Tuesday, October 27, 2015

Moscow Patriarchate Becoming ‘Extremist Organization of a Fascist Type,’ Mitrokhin Says



Paul Goble

            Staunton, October 27 – Three decisions by the Holy Synod of the Russian Orthodox Church of the Moscow Patriarchate last week clearly indicate “the further transformation of the leadership of the church into a rightwing organization of a fascist type,” according to Nikolay Mitrokhin, a longtime analyst of Orthodoxy in Russia.

            The first of these was the elevation of Archimandrite Tikhon (Shevkunov), Putin’s advisor, to the rank of bishop; the second, the formation of a joint commission with the Bulgarian Church to seek canonization of a man notorious for his nationalist views; and the third a call for a campaign against neo-paganism (grani.ru/opinion/mitrokhin/m.245335.html).

            The elevation of Shevkunov, Mitrokhin says, allows him to “shift from the church’s ‘officers’ into its ‘generals’” and opens the way for him to pursue an even greater church career, possibly even to the point of succeeding Kirill as patriarch. At the very least, it indicates that Kirill’s position is not as unchallenged as it was.

STATED TASK A:
Answer these from the article on the Moscow Patriarchate:
(i) How is Archimandrite Tikhon (Shevkunov) identified?
(ii) Which church joined the Holy Synod in forming a joint commission?
(iii) At the very least, what does Shevkunov's elevation indicate about Kirill's position?
STATED TASK B: Reproduce word for word the part of the article on the Moscow Patriarchate that opens with the words containing "The elevation of Shevkunov, Mitrokhin" and closes with "unchallenged as it was.".
The data after this article isn't needed for anything here.

SUPPLIED MATERIAL:
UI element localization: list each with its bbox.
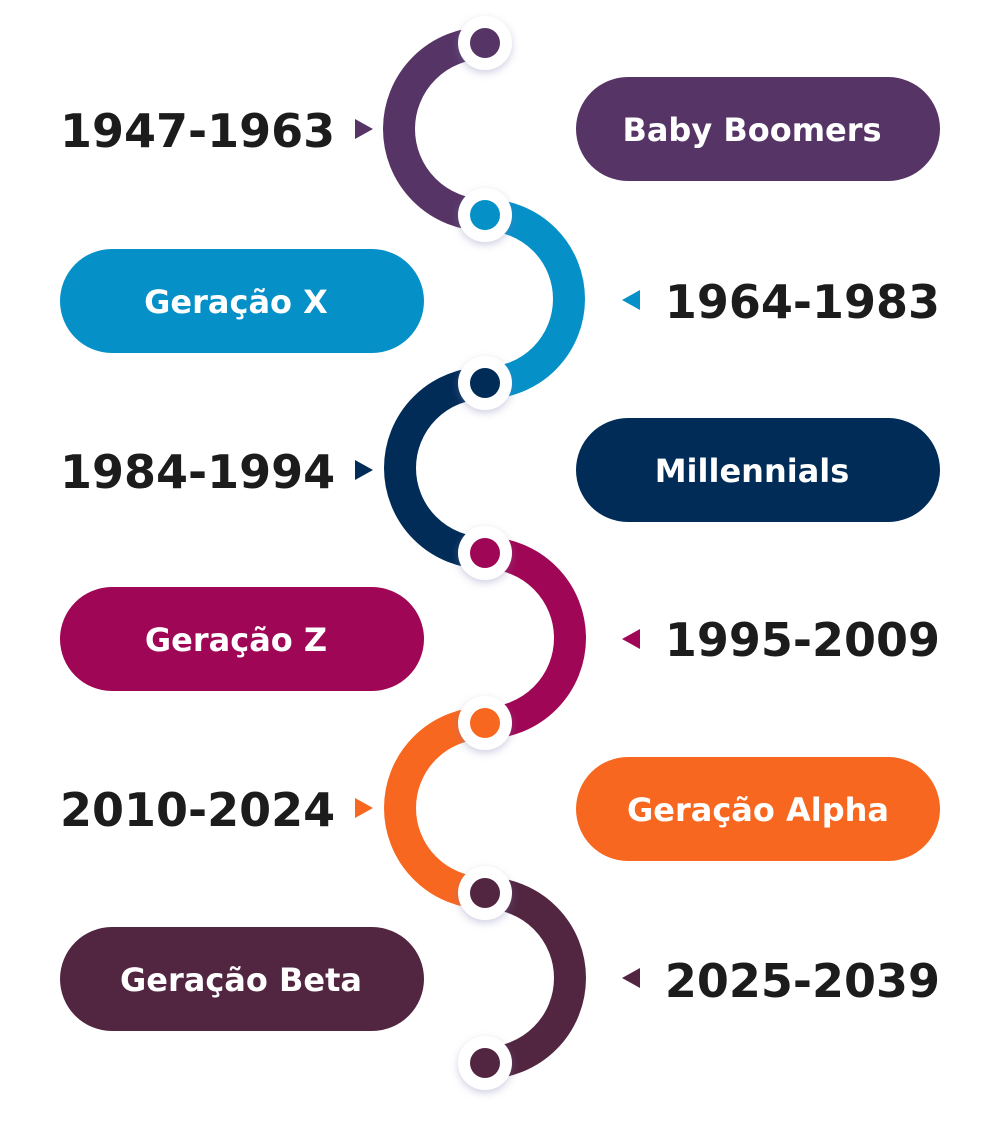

FULL SOLUTION A:
(i) As Putin's advisor.
(ii) The Bulgarian Church.
(iii) That it is not as unchallenged as it was.

FULL SOLUTION B:
The elevation of Shevkunov, Mitrokhin says, allows him to “shift from the church’s ‘officers’ into its ‘generals’” and opens the way for him to pursue an even greater church career, possibly even to the point of succeeding Kirill as patriarch. At the very least, it indicates that Kirill’s position is not as unchallenged as it was.